Excerpted passage:
# Setup 

In [10]:
import os, requests, openpyxl 
import pandas as pd 
from io import BytesIO 

from azure.identity import ClientSecretCredential 


# read in the credentials 
tenant_id = os.environ.get("AZ_TENANT_ID") 
client_id = os.environ.get("AZ_CLIENT_ID") 
client_secret = os.environ.get("AZ_CLIENT_SECRET") 

## Parameters 

In [3]:
# file parameters 
host_name = "dailydataapps" 
site_name = "SharePointDemo" 
drive_name = "Documents" 
file_name = "Demo Excel Data.xlsx" 

# file paths 
sharepoint_file = f"General//{file_name}" 

# base URL for the Microsoft Graph API 
base_url = "https://graph.microsoft.com" 

## Access Token 

In [4]:
# generate an access token 
scopes = [f"{base_url}/.default"] 
credentials = ClientSecretCredential(tenant_id, client_id, client_secret) 
access_token = credentials.get_token(*scopes).token 

# add the token to a headers dictionary 
headers = {
    "Authorization": f"Bearer {access_token}" 
} 

## Site and Drive ID 

In [None]:
# Get the SharePoint site ID 
site_url = f"{base_url}/v1.0/sites/{host_name}.sharepoint.com:/sites/{site_name}"
site_response = requests.get(site_url, headers = headers)  

# get the site ID 
site_id = site_response.json()['id'] 

# Get the drive ID
drive_url = f"{base_url}/v1.0/sites/{site_id}/drives"
drive_response = requests.get(drive_url, headers = headers)
drive_id = drive_response.json()['value'][0]['id'] 

# File Download 

In [6]:
# Define the spreadsheet URL
file_url = f"{base_url}/v1.0/sites/{site_id}/drives/{drive_id}/root:/{sharepoint_file}:/content"

Material:

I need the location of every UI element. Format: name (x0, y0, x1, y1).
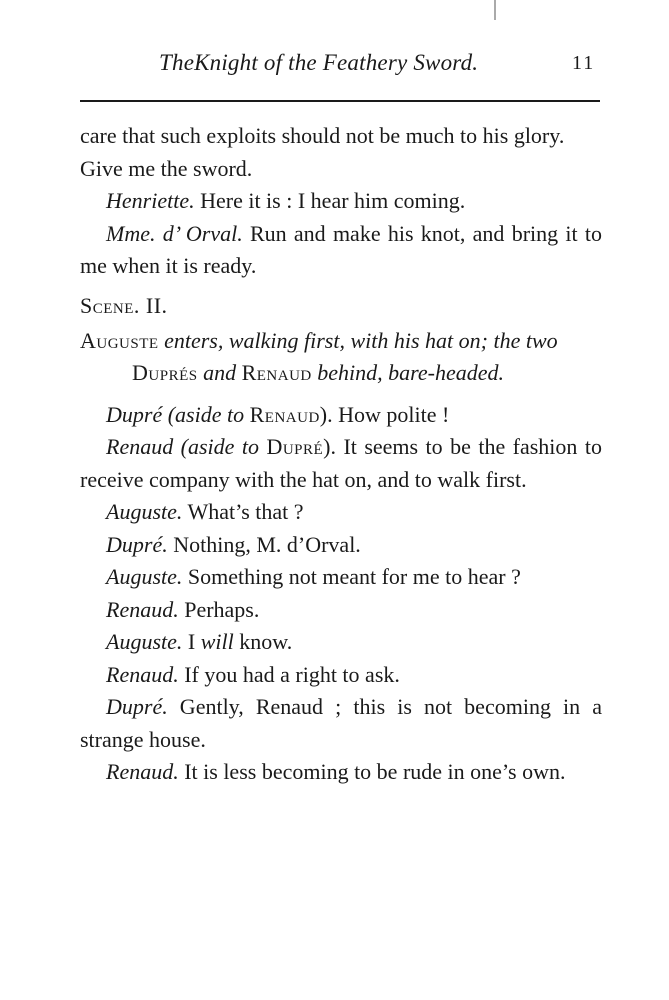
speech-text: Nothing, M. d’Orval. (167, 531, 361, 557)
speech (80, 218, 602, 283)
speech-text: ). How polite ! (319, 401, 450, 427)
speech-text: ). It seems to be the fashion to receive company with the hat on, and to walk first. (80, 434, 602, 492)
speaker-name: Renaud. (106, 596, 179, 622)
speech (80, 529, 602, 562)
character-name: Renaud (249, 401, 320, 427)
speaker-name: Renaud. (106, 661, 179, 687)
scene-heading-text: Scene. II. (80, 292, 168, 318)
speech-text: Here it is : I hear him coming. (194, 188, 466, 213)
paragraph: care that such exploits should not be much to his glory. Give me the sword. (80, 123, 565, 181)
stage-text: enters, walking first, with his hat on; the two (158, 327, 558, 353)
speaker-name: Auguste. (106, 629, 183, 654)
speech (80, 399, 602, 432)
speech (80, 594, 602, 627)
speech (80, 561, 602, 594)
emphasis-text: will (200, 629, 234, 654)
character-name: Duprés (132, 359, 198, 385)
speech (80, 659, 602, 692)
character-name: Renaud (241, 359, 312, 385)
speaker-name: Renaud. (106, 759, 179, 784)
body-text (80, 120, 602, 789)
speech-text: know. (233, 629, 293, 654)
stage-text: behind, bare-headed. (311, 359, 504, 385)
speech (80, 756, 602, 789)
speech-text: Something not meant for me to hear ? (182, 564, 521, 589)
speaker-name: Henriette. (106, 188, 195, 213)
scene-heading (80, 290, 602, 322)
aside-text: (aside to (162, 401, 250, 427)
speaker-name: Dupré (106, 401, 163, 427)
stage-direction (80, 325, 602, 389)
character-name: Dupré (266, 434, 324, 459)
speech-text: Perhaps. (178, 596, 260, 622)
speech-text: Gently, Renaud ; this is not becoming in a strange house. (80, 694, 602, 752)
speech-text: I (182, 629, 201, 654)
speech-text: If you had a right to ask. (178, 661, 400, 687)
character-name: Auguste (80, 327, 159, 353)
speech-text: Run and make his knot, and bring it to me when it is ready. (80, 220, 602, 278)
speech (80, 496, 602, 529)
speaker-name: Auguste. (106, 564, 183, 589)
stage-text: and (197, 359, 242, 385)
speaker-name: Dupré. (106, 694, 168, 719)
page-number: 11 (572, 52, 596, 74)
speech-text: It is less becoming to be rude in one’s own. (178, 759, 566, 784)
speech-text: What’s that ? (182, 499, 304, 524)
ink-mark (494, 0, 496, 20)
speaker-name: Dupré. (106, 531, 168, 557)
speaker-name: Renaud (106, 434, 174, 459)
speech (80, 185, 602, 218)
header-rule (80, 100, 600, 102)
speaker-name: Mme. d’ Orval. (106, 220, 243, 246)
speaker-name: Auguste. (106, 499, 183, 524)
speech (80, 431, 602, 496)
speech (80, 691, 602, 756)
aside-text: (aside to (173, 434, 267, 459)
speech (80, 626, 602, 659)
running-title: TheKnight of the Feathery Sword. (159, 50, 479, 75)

List of tasks:
1/ Reproduce the SharePoint download notebook verbatim, from "# file paths" down to "ClientSecretCredential(tenant_id, client_id, client_secret)".
2/ Write the next part of the SharePoint download notebook, picking up after its last line of code.

Exercise answers:
1/
# file paths 
sharepoint_file = f"General//{file_name}" 

# base URL for the Microsoft Graph API 
base_url = "https://graph.microsoft.com" 

## Access Token 

In [4]:
# generate an access token 
scopes = [f"{base_url}/.default"] 
credentials = ClientSecretCredential(tenant_id, client_id, client_secret)

2/
# make the API request 
response = requests.get(file_url, headers = headers)

# check if the request was successful 
if response.status_code == 200:

    # if successful, load the workbook with openpyxl 
    file = BytesIO(response.content) 
    wb = openpyxl.load_workbook(file) 

    # update the user 
    print("File downloaded successfully.") 

File downloaded successfully.


## Import as Dataframe 

In [None]:
# read in the table by name 
sheet = wb["Sheet1"] 
data = sheet.tables["demo_table"] 

# get the table range and extract values
table_range = sheet[data.ref]

# extract all values from the table range
table_data = []
for row in table_range:
    table_data.append([cell.value for cell in row])

# convert to dataframe with first row as headers
df = pd.DataFrame(table_data[1:], columns = table_data[0])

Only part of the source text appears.